* WRITTEN PROBLEM *
Without including any pictures, write out the listing below exactly.

____

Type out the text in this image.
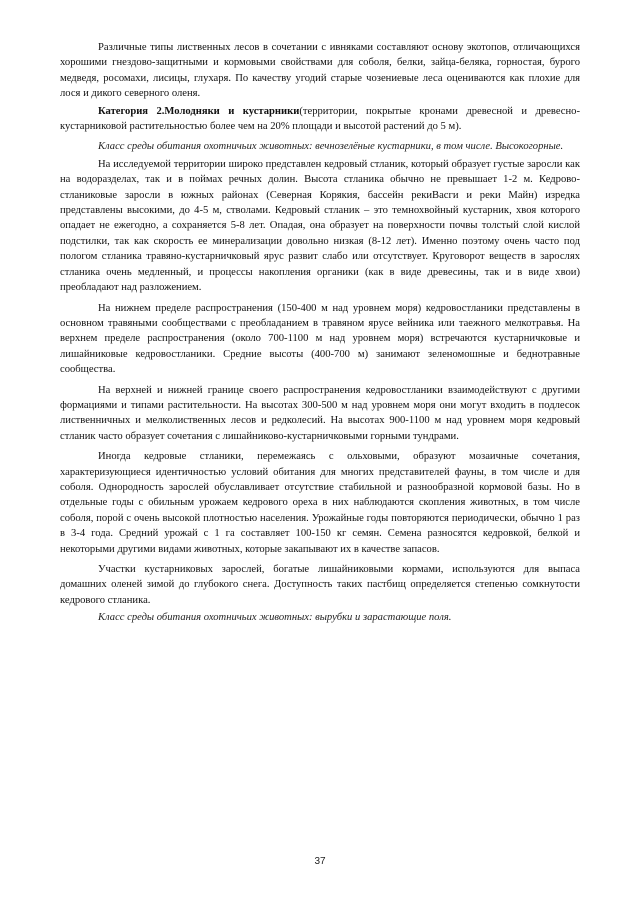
Различные типы лиственных лесов в сочетании с ивняками составляют основу экотопов, отличающихся хорошими гнездово-защитными и кормовыми свойствами для соболя, белки, зайца-беляка, горностая, бурого медведя, росомахи, лисицы, глухаря. По качеству угодий старые чозениевые леса оцениваются как плохие для лося и дикого северного оленя.

Категория 2.Молодняки и кустарники(территории, покрытые кронами древесной и древесно-кустарниковой растительностью более чем на 20% площади и высотой растений до 5 м).

Класс среды обитания охотничьих животных: вечнозелёные кустарники, в том числе. Высокогорные.

На исследуемой территории широко представлен кедровый стланик, который образует густые заросли как на водоразделах, так и в поймах речных долин. Высота стланика обычно не превышает 1-2 м. Кедрово-стланиковые заросли в южных районах (Северная Корякия, бассейн рекиВасги и реки Майн) изредка представлены высокими, до 4-5 м, стволами. Кедровый стланик – это темнохвойный кустарник, хвоя которого опадает не ежегодно, а сохраняется 5-8 лет. Опадая, она образует на поверхности почвы толстый слой кислой подстилки, так как скорость ее минерализации довольно низкая (8-12 лет). Именно поэтому очень часто под пологом стланика травяно-кустарничковый ярус развит слабо или отсутствует. Круговорот веществ в зарослях стланика очень медленный, и процессы накопления органики (как в виде древесины, так и в виде хвои) преобладают над разложением.

На нижнем пределе распространения (150-400 м над уровнем моря) кедровостланики представлены в основном травяными сообществами с преобладанием в травяном ярусе вейника или таежного мелкотравья. На верхнем пределе распространения (около 700-1100 м над уровнем моря) встречаются кустарничковые и лишайниковые кедровостланики. Средние высоты (400-700 м) занимают зеленомошные и беднотравные сообщества.

На верхней и нижней границе своего распространения кедровостланики взаимодействуют с другими формациями и типами растительности. На высотах 300-500 м над уровнем моря они могут входить в подлесок лиственничных и мелколиственных лесов и редколесий. На высотах 900-1100 м над уровнем моря кедровый стланик часто образует сочетания с лишайниково-кустарничковыми горными тундрами.

Иногда кедровые стланики, перемежаясь с ольховыми, образуют мозаичные сочетания, характеризующиеся идентичностью условий обитания для многих представителей фауны, в том числе и для соболя. Однородность зарослей обуславливает отсутствие стабильной и разнообразной кормовой базы. Но в отдельные годы с обильным урожаем кедрового ореха в них наблюдаются скопления животных, в том числе соболя, порой с очень высокой плотностью населения. Урожайные годы повторяются периодически, обычно 1 раз в 3-4 года. Средний урожай с 1 га составляет 100-150 кг семян. Семена разносятся кедровкой, белкой и некоторыми другими видами животных, которые закапывают их в качестве запасов.

Участки кустарниковых зарослей, богатые лишайниковыми кормами, используются для выпаса домашних оленей зимой до глубокого снега. Доступность таких пастбищ определяется степенью сомкнутости кедрового стланика.

Класс среды обитания охотничьих животных: вырубки и зарастающие поля.

37
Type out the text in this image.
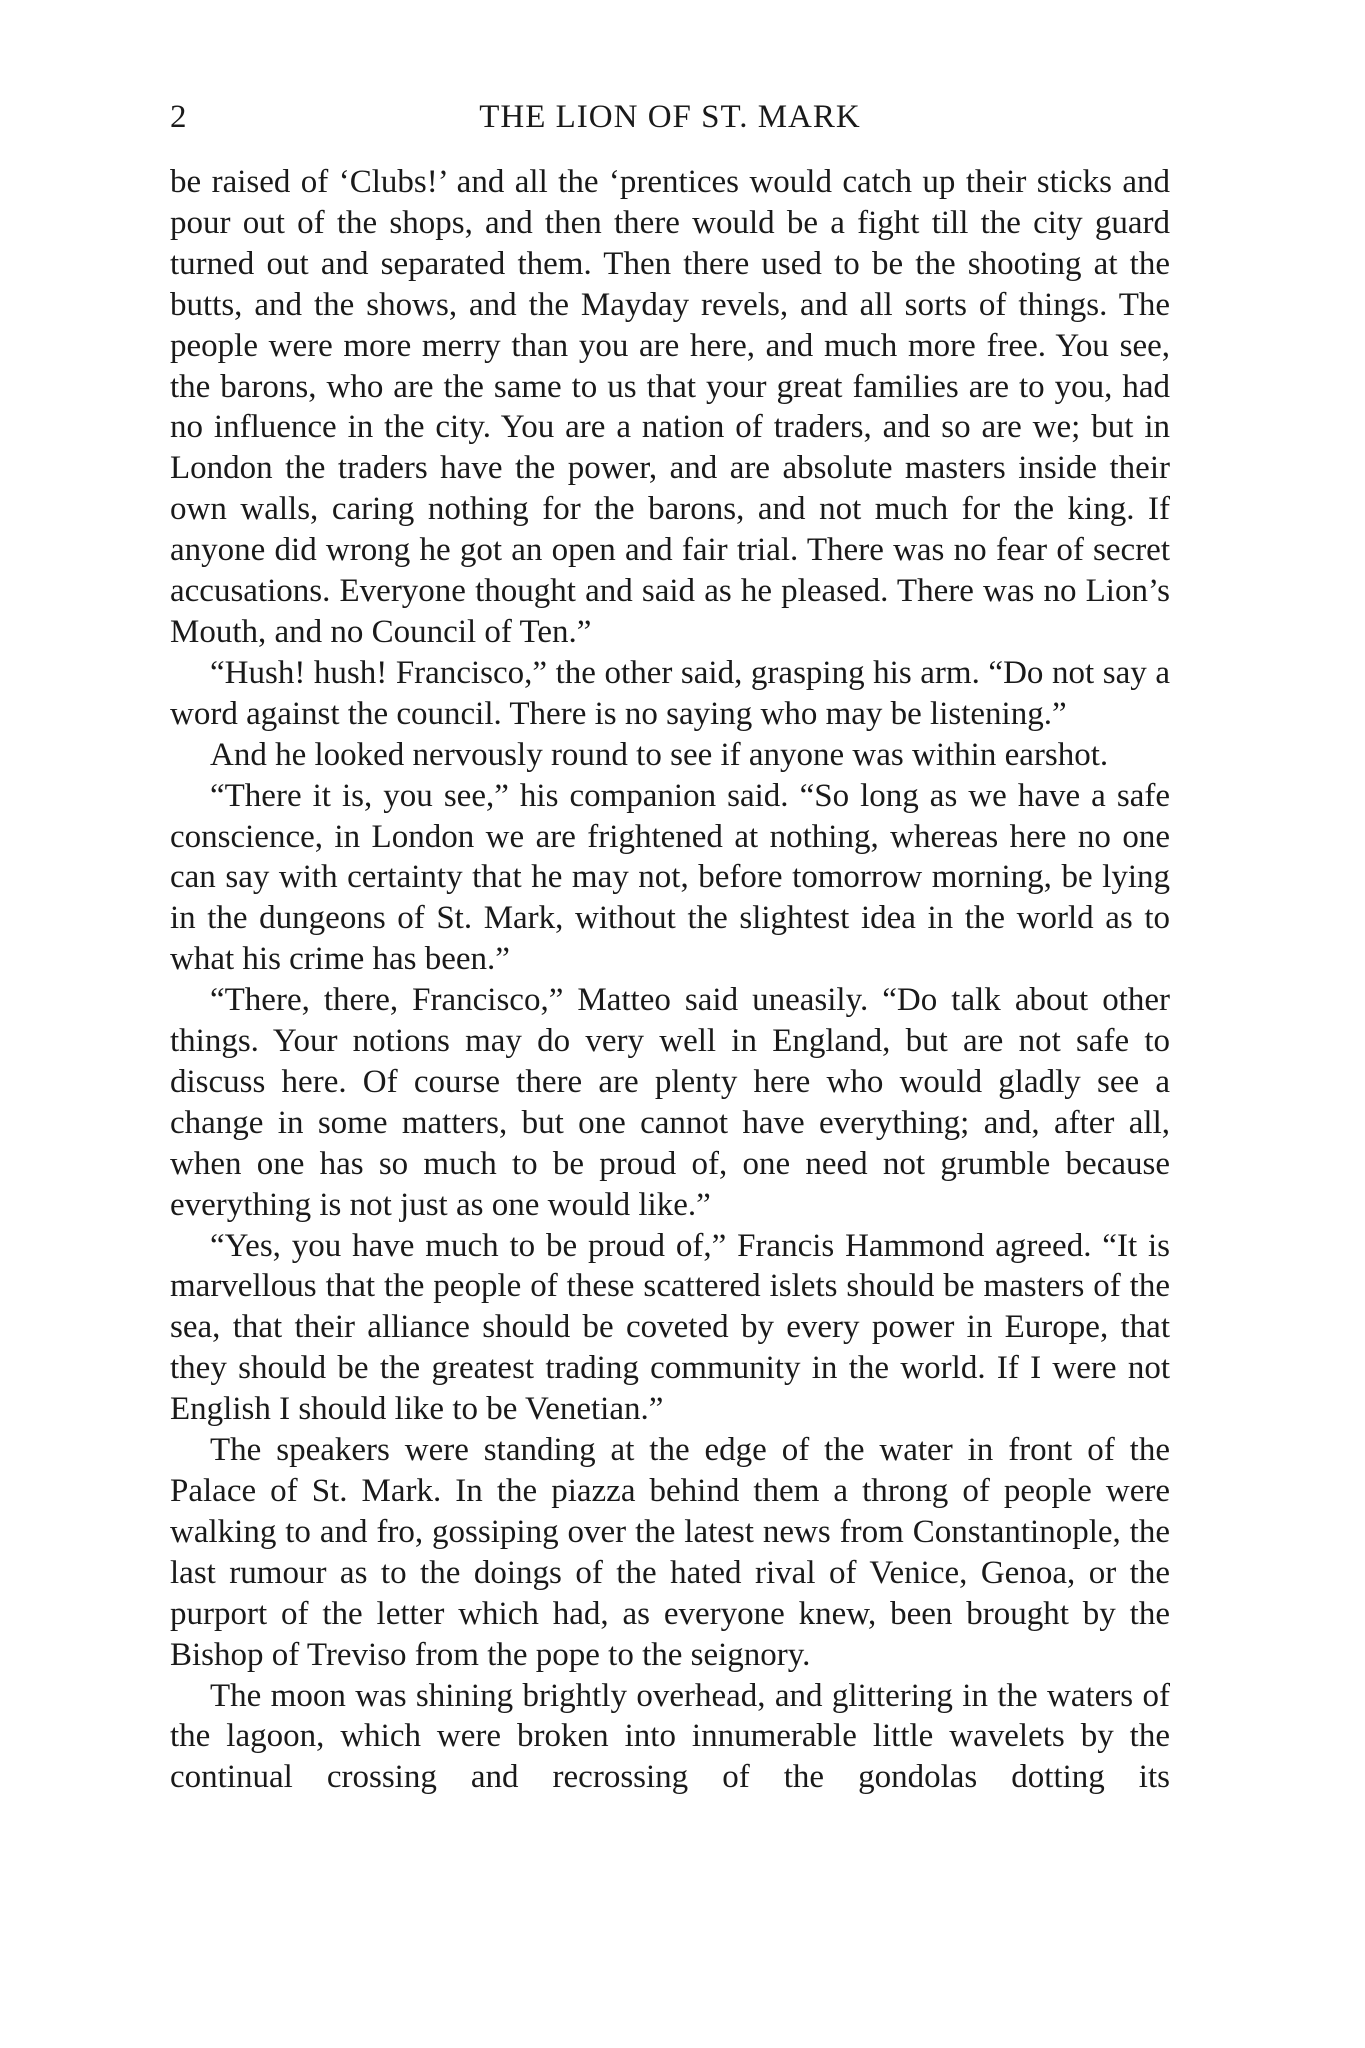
2	THE LION OF ST. MARK

be raised of ‘Clubs!’ and all the ‘prentices would catch up their sticks and pour out of the shops, and then there would be a fight till the city guard turned out and separated them. Then there used to be the shooting at the butts, and the shows, and the Mayday revels, and all sorts of things. The people were more merry than you are here, and much more free. You see, the barons, who are the same to us that your great families are to you, had no influence in the city. You are a nation of traders, and so are we; but in London the traders have the power, and are absolute masters inside their own walls, caring nothing for the barons, and not much for the king. If anyone did wrong he got an open and fair trial. There was no fear of secret accusations. Everyone thought and said as he pleased. There was no Lion’s Mouth, and no Council of Ten.”

“Hush! hush! Francisco,” the other said, grasping his arm. “Do not say a word against the council. There is no saying who may be listening.”

And he looked nervously round to see if anyone was within earshot.

“There it is, you see,” his companion said. “So long as we have a safe conscience, in London we are frightened at nothing, whereas here no one can say with certainty that he may not, before tomorrow morning, be lying in the dungeons of St. Mark, without the slightest idea in the world as to what his crime has been.”

“There, there, Francisco,” Matteo said uneasily. “Do talk about other things. Your notions may do very well in England, but are not safe to discuss here. Of course there are plenty here who would gladly see a change in some matters, but one cannot have everything; and, after all, when one has so much to be proud of, one need not grumble because everything is not just as one would like.”

“Yes, you have much to be proud of,” Francis Hammond agreed. “It is marvellous that the people of these scattered islets should be masters of the sea, that their alliance should be coveted by every power in Europe, that they should be the greatest trading community in the world. If I were not English I should like to be Venetian.”

The speakers were standing at the edge of the water in front of the Palace of St. Mark. In the piazza behind them a throng of people were walking to and fro, gossiping over the latest news from Constantinople, the last rumour as to the doings of the hated rival of Venice, Genoa, or the purport of the letter which had, as everyone knew, been brought by the Bishop of Treviso from the pope to the seignory.

The moon was shining brightly overhead, and glittering in the waters of the lagoon, which were broken into innumerable little wavelets by the continual crossing and recrossing of the gondolas dotting its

____

* WORKED SOLUTION *
Type out the text in this image.
Различные типы лиственных лесов в сочетании с ивняками составляют основу экотопов, отличающихся хорошими гнездово-защитными и кормовыми свойствами для соболя, белки, зайца-беляка, горностая, бурого медведя, росомахи, лисицы, глухаря. По качеству угодий старые чозениевые леса оцениваются как плохие для лося и дикого северного оленя.

Категория 2.Молодняки и кустарники(территории, покрытые кронами древесной и древесно-кустарниковой растительностью более чем на 20% площади и высотой растений до 5 м).

Класс среды обитания охотничьих животных: вечнозелёные кустарники, в том числе. Высокогорные.

На исследуемой территории широко представлен кедровый стланик, который образует густые заросли как на водоразделах, так и в поймах речных долин. Высота стланика обычно не превышает 1-2 м. Кедрово-стланиковые заросли в южных районах (Северная Корякия, бассейн рекиВасги и реки Майн) изредка представлены высокими, до 4-5 м, стволами. Кедровый стланик – это темнохвойный кустарник, хвоя которого опадает не ежегодно, а сохраняется 5-8 лет. Опадая, она образует на поверхности почвы толстый слой кислой подстилки, так как скорость ее минерализации довольно низкая (8-12 лет). Именно поэтому очень часто под пологом стланика травяно-кустарничковый ярус развит слабо или отсутствует. Круговорот веществ в зарослях стланика очень медленный, и процессы накопления органики (как в виде древесины, так и в виде хвои) преобладают над разложением.

На нижнем пределе распространения (150-400 м над уровнем моря) кедровостланики представлены в основном травяными сообществами с преобладанием в травяном ярусе вейника или таежного мелкотравья. На верхнем пределе распространения (около 700-1100 м над уровнем моря) встречаются кустарничковые и лишайниковые кедровостланики. Средние высоты (400-700 м) занимают зеленомошные и беднотравные сообщества.

На верхней и нижней границе своего распространения кедровостланики взаимодействуют с другими формациями и типами растительности. На высотах 300-500 м над уровнем моря они могут входить в подлесок лиственничных и мелколиственных лесов и редколесий. На высотах 900-1100 м над уровнем моря кедровый стланик часто образует сочетания с лишайниково-кустарничковыми горными тундрами.

Иногда кедровые стланики, перемежаясь с ольховыми, образуют мозаичные сочетания, характеризующиеся идентичностью условий обитания для многих представителей фауны, в том числе и для соболя. Однородность зарослей обуславливает отсутствие стабильной и разнообразной кормовой базы. Но в отдельные годы с обильным урожаем кедрового ореха в них наблюдаются скопления животных, в том числе соболя, порой с очень высокой плотностью населения. Урожайные годы повторяются периодически, обычно 1 раз в 3-4 года. Средний урожай с 1 га составляет 100-150 кг семян. Семена разносятся кедровкой, белкой и некоторыми другими видами животных, которые закапывают их в качестве запасов.

Участки кустарниковых зарослей, богатые лишайниковыми кормами, используются для выпаса домашних оленей зимой до глубокого снега. Доступность таких пастбищ определяется степенью сомкнутости кедрового стланика.

Класс среды обитания охотничьих животных: вырубки и зарастающие поля.

37
Type out the text in this image.
2	THE LION OF ST. MARK

be raised of ‘Clubs!’ and all the ‘prentices would catch up their sticks and pour out of the shops, and then there would be a fight till the city guard turned out and separated them. Then there used to be the shooting at the butts, and the shows, and the Mayday revels, and all sorts of things. The people were more merry than you are here, and much more free. You see, the barons, who are the same to us that your great families are to you, had no influence in the city. You are a nation of traders, and so are we; but in London the traders have the power, and are absolute masters inside their own walls, caring nothing for the barons, and not much for the king. If anyone did wrong he got an open and fair trial. There was no fear of secret accusations. Everyone thought and said as he pleased. There was no Lion’s Mouth, and no Council of Ten.”

“Hush! hush! Francisco,” the other said, grasping his arm. “Do not say a word against the council. There is no saying who may be listening.”

And he looked nervously round to see if anyone was within earshot.

“There it is, you see,” his companion said. “So long as we have a safe conscience, in London we are frightened at nothing, whereas here no one can say with certainty that he may not, before tomorrow morning, be lying in the dungeons of St. Mark, without the slightest idea in the world as to what his crime has been.”

“There, there, Francisco,” Matteo said uneasily. “Do talk about other things. Your notions may do very well in England, but are not safe to discuss here. Of course there are plenty here who would gladly see a change in some matters, but one cannot have everything; and, after all, when one has so much to be proud of, one need not grumble because everything is not just as one would like.”

“Yes, you have much to be proud of,” Francis Hammond agreed. “It is marvellous that the people of these scattered islets should be masters of the sea, that their alliance should be coveted by every power in Europe, that they should be the greatest trading community in the world. If I were not English I should like to be Venetian.”

The speakers were standing at the edge of the water in front of the Palace of St. Mark. In the piazza behind them a throng of people were walking to and fro, gossiping over the latest news from Constantinople, the last rumour as to the doings of the hated rival of Venice, Genoa, or the purport of the letter which had, as everyone knew, been brought by the Bishop of Treviso from the pope to the seignory.

The moon was shining brightly overhead, and glittering in the waters of the lagoon, which were broken into innumerable little wavelets by the continual crossing and recrossing of the gondolas dotting its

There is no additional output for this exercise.